Dataset records
_ _ _ _ _

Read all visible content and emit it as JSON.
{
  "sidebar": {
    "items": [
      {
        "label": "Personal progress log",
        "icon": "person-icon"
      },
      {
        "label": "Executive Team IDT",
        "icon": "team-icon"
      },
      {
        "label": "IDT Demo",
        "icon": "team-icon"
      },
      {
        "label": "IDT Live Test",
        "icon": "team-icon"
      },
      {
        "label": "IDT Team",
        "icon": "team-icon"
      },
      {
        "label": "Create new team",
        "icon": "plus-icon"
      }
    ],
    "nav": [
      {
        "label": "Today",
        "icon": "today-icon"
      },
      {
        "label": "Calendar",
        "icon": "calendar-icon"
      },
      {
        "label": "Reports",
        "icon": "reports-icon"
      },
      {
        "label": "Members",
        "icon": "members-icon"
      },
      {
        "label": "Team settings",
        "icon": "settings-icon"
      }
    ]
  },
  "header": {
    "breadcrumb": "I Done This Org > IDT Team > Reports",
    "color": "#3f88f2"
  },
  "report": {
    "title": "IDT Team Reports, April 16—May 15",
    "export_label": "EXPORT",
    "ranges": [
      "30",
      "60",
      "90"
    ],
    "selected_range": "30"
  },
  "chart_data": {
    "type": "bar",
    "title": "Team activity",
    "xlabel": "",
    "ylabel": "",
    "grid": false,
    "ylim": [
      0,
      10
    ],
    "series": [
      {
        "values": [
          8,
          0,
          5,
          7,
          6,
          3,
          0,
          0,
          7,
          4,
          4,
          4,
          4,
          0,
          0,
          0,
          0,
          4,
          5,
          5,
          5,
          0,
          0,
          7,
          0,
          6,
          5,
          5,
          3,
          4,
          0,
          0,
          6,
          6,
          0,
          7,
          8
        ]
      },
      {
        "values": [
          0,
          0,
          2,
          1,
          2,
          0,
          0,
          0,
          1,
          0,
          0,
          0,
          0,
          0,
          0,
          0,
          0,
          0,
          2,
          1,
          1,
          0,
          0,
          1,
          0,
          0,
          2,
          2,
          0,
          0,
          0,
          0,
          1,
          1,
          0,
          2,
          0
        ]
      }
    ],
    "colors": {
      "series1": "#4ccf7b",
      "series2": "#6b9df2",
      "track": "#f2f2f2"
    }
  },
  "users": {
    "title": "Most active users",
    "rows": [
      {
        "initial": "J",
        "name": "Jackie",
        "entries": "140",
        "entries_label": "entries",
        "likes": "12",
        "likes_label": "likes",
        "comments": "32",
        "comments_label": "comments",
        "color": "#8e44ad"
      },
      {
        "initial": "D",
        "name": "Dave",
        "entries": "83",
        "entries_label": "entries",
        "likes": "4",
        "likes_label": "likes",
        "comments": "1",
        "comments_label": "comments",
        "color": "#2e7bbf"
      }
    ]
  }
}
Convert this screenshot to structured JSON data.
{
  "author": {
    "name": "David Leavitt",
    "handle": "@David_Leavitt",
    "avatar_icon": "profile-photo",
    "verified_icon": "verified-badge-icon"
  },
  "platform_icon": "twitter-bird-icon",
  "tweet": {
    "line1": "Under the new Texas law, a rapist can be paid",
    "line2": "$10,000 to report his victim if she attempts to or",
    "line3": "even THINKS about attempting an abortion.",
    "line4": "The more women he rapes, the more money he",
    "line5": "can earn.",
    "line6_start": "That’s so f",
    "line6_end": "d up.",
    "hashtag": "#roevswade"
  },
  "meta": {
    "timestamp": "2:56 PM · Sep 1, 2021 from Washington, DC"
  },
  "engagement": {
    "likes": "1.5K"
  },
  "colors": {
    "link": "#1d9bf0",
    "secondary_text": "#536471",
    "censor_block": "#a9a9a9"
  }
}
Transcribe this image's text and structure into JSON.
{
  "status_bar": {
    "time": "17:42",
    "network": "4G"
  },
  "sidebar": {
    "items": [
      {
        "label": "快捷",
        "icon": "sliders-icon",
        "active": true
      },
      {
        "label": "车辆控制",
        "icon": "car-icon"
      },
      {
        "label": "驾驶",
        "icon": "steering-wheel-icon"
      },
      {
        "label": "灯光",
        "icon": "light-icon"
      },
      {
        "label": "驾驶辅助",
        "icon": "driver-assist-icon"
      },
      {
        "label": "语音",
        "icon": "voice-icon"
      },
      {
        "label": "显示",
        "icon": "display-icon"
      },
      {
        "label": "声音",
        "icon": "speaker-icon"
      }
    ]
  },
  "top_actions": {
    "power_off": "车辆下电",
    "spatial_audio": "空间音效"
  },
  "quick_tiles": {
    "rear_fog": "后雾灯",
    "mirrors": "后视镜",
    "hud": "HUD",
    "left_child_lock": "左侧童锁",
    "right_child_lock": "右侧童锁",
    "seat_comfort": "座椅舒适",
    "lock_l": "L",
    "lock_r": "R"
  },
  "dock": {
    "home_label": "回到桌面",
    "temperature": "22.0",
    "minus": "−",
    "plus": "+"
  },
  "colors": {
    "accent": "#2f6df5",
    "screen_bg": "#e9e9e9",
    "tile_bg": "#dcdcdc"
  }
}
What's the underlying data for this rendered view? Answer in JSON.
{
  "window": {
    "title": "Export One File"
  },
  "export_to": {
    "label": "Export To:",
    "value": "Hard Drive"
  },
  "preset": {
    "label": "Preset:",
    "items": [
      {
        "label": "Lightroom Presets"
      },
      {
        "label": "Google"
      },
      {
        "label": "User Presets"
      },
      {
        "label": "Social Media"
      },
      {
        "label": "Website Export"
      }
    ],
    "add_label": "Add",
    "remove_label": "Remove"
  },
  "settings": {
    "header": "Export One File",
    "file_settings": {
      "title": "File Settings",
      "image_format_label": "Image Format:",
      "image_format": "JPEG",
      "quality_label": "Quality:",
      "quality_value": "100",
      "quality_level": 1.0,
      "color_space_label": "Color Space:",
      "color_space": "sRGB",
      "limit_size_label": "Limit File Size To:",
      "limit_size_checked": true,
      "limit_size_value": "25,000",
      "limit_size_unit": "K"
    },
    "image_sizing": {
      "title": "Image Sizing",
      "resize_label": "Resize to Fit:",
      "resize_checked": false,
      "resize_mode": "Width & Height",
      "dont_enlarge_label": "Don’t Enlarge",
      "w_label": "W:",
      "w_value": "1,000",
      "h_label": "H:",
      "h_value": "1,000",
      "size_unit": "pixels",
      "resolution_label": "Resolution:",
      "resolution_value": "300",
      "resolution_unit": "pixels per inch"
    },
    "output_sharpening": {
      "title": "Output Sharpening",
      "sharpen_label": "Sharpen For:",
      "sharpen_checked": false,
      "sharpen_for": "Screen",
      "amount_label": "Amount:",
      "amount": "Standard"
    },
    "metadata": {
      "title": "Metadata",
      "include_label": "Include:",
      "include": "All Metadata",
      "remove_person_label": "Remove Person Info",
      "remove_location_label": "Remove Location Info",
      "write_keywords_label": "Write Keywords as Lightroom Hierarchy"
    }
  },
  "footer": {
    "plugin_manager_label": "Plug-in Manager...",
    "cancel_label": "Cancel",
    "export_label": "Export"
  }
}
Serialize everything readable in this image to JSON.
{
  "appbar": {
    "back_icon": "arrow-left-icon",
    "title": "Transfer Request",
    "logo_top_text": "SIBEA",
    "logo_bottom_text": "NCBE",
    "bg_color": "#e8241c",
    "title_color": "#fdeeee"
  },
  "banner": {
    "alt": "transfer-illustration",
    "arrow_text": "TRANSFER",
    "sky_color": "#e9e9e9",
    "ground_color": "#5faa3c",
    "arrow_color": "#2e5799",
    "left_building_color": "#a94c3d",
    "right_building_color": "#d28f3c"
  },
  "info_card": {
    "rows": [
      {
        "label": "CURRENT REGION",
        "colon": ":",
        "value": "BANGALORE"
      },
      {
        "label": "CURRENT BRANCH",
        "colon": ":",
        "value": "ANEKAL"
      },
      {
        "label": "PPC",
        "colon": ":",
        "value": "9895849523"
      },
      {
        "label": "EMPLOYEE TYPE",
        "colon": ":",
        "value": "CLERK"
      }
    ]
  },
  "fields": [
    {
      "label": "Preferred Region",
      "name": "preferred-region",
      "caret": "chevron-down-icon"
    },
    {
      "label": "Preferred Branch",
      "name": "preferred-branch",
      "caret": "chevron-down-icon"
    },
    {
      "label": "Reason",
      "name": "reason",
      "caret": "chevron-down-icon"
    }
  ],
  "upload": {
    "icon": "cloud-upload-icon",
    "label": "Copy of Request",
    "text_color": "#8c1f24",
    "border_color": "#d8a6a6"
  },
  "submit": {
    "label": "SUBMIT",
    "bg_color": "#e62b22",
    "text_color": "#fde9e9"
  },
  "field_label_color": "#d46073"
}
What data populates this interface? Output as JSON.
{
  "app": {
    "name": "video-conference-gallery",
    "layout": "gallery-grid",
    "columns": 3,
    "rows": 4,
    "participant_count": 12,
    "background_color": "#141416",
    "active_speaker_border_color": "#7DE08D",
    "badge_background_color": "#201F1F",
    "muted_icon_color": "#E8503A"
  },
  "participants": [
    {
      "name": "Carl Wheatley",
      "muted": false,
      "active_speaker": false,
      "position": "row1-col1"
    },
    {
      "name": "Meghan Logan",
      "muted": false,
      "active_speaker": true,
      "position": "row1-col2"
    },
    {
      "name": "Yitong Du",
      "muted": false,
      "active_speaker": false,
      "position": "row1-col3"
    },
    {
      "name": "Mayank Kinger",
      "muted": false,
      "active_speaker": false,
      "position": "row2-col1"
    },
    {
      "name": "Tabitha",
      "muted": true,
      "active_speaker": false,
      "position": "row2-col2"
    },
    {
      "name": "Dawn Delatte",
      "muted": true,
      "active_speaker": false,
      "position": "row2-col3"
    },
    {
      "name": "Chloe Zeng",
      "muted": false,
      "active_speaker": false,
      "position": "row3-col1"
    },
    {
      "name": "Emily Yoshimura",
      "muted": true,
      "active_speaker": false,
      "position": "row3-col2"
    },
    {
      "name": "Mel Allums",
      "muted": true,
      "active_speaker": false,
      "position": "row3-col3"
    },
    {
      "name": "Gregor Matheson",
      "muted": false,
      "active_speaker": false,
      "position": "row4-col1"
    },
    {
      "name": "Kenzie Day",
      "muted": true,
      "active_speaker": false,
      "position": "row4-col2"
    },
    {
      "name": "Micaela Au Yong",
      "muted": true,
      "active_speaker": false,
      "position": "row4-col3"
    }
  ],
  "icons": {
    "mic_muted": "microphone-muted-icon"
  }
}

_ _ _ _ _

* _What you need to do_
Say only how many lines in the records carry the word "likes".

* _The solution_
5